* START Extracted records *
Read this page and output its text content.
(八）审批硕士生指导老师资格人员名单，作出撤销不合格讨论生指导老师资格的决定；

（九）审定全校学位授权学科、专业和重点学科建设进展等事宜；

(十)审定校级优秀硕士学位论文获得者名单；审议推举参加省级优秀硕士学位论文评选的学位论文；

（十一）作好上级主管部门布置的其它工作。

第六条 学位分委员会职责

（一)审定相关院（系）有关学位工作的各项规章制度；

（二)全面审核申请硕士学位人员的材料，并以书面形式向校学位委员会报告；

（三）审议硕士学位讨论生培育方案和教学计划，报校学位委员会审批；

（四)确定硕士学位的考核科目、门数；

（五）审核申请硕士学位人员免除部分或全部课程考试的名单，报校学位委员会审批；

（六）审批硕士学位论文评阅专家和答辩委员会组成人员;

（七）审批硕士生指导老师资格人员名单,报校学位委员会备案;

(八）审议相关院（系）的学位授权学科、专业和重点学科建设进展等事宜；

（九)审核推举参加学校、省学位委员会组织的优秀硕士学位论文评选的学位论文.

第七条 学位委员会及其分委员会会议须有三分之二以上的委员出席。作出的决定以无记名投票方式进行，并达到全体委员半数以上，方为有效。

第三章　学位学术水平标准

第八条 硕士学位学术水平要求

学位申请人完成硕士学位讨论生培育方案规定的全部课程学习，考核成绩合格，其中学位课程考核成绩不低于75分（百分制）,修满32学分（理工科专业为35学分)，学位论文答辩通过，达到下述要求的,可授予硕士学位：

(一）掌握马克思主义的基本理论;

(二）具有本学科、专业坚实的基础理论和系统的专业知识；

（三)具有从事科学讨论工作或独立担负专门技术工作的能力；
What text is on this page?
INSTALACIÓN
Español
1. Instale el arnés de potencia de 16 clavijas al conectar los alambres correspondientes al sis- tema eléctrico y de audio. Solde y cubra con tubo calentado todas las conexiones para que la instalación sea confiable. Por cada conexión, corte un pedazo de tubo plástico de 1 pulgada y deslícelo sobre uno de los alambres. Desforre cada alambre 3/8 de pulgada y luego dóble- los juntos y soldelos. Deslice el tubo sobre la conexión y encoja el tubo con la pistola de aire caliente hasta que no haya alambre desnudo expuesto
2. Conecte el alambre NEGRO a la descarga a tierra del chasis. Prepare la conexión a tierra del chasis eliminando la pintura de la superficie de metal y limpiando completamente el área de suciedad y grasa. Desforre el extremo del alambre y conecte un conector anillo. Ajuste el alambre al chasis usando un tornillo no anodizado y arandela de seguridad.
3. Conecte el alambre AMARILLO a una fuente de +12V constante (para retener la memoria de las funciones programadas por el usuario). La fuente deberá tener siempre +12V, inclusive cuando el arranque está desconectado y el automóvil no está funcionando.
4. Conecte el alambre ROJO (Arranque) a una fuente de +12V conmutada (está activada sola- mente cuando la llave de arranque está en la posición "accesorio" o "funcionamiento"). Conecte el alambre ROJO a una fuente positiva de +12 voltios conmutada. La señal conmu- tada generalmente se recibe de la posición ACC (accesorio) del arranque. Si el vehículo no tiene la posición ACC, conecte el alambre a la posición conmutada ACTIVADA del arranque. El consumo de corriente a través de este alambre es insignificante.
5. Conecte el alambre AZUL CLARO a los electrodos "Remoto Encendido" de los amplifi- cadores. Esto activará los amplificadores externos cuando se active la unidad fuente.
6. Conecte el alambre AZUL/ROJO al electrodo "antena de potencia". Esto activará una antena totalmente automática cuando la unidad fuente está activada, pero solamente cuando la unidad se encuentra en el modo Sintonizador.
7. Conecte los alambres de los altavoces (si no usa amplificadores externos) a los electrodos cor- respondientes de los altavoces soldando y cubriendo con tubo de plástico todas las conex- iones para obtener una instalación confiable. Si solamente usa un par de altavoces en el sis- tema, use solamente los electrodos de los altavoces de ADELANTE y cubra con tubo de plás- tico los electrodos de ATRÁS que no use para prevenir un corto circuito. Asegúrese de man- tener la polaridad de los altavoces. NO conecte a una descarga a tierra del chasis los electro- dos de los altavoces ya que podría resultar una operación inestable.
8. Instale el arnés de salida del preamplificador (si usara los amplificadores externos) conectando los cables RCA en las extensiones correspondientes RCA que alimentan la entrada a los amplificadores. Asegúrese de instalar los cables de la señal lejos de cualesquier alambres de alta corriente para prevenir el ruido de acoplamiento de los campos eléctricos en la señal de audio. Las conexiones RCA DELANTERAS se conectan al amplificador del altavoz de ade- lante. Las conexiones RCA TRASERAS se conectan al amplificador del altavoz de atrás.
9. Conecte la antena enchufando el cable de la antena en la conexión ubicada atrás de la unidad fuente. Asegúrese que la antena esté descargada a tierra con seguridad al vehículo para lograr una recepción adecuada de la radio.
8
* END Extracted records *
What is asked:
Write out the records shown above, exactly as they appear.

Exercise response:
Read this page and output its text content.
(八）审批硕士生指导老师资格人员名单，作出撤销不合格讨论生指导老师资格的决定；

（九）审定全校学位授权学科、专业和重点学科建设进展等事宜；

(十)审定校级优秀硕士学位论文获得者名单；审议推举参加省级优秀硕士学位论文评选的学位论文；

（十一）作好上级主管部门布置的其它工作。

第六条 学位分委员会职责

（一)审定相关院（系）有关学位工作的各项规章制度；

（二)全面审核申请硕士学位人员的材料，并以书面形式向校学位委员会报告；

（三）审议硕士学位讨论生培育方案和教学计划，报校学位委员会审批；

（四)确定硕士学位的考核科目、门数；

（五）审核申请硕士学位人员免除部分或全部课程考试的名单，报校学位委员会审批；

（六）审批硕士学位论文评阅专家和答辩委员会组成人员;

（七）审批硕士生指导老师资格人员名单,报校学位委员会备案;

(八）审议相关院（系）的学位授权学科、专业和重点学科建设进展等事宜；

（九)审核推举参加学校、省学位委员会组织的优秀硕士学位论文评选的学位论文.

第七条 学位委员会及其分委员会会议须有三分之二以上的委员出席。作出的决定以无记名投票方式进行，并达到全体委员半数以上，方为有效。

第三章　学位学术水平标准

第八条 硕士学位学术水平要求

学位申请人完成硕士学位讨论生培育方案规定的全部课程学习，考核成绩合格，其中学位课程考核成绩不低于75分（百分制）,修满32学分（理工科专业为35学分)，学位论文答辩通过，达到下述要求的,可授予硕士学位：

(一）掌握马克思主义的基本理论;

(二）具有本学科、专业坚实的基础理论和系统的专业知识；

（三)具有从事科学讨论工作或独立担负专门技术工作的能力；
What text is on this page?
INSTALACIÓN
Español
1. Instale el arnés de potencia de 16 clavijas al conectar los alambres correspondientes al sis- tema eléctrico y de audio. Solde y cubra con tubo calentado todas las conexiones para que la instalación sea confiable. Por cada conexión, corte un pedazo de tubo plástico de 1 pulgada y deslícelo sobre uno de los alambres. Desforre cada alambre 3/8 de pulgada y luego dóble- los juntos y soldelos. Deslice el tubo sobre la conexión y encoja el tubo con la pistola de aire caliente hasta que no haya alambre desnudo expuesto
2. Conecte el alambre NEGRO a la descarga a tierra del chasis. Prepare la conexión a tierra del chasis eliminando la pintura de la superficie de metal y limpiando completamente el área de suciedad y grasa. Desforre el extremo del alambre y conecte un conector anillo. Ajuste el alambre al chasis usando un tornillo no anodizado y arandela de seguridad.
3. Conecte el alambre AMARILLO a una fuente de +12V constante (para retener la memoria de las funciones programadas por el usuario). La fuente deberá tener siempre +12V, inclusive cuando el arranque está desconectado y el automóvil no está funcionando.
4. Conecte el alambre ROJO (Arranque) a una fuente de +12V conmutada (está activada sola- mente cuando la llave de arranque está en la posición "accesorio" o "funcionamiento"). Conecte el alambre ROJO a una fuente positiva de +12 voltios conmutada. La señal conmu- tada generalmente se recibe de la posición ACC (accesorio) del arranque. Si el vehículo no tiene la posición ACC, conecte el alambre a la posición conmutada ACTIVADA del arranque. El consumo de corriente a través de este alambre es insignificante.
5. Conecte el alambre AZUL CLARO a los electrodos "Remoto Encendido" de los amplifi- cadores. Esto activará los amplificadores externos cuando se active la unidad fuente.
6. Conecte el alambre AZUL/ROJO al electrodo "antena de potencia". Esto activará una antena totalmente automática cuando la unidad fuente está activada, pero solamente cuando la unidad se encuentra en el modo Sintonizador.
7. Conecte los alambres de los altavoces (si no usa amplificadores externos) a los electrodos cor- respondientes de los altavoces soldando y cubriendo con tubo de plástico todas las conex- iones para obtener una instalación confiable. Si solamente usa un par de altavoces en el sis- tema, use solamente los electrodos de los altavoces de ADELANTE y cubra con tubo de plás- tico los electrodos de ATRÁS que no use para prevenir un corto circuito. Asegúrese de man- tener la polaridad de los altavoces. NO conecte a una descarga a tierra del chasis los electro- dos de los altavoces ya que podría resultar una operación inestable.
8. Instale el arnés de salida del preamplificador (si usara los amplificadores externos) conectando los cables RCA en las extensiones correspondientes RCA que alimentan la entrada a los amplificadores. Asegúrese de instalar los cables de la señal lejos de cualesquier alambres de alta corriente para prevenir el ruido de acoplamiento de los campos eléctricos en la señal de audio. Las conexiones RCA DELANTERAS se conectan al amplificador del altavoz de ade- lante. Las conexiones RCA TRASERAS se conectan al amplificador del altavoz de atrás.
9. Conecte la antena enchufando el cable de la antena en la conexión ubicada atrás de la unidad fuente. Asegúrese que la antena esté descargada a tierra con seguridad al vehículo para lograr una recepción adecuada de la radio.
8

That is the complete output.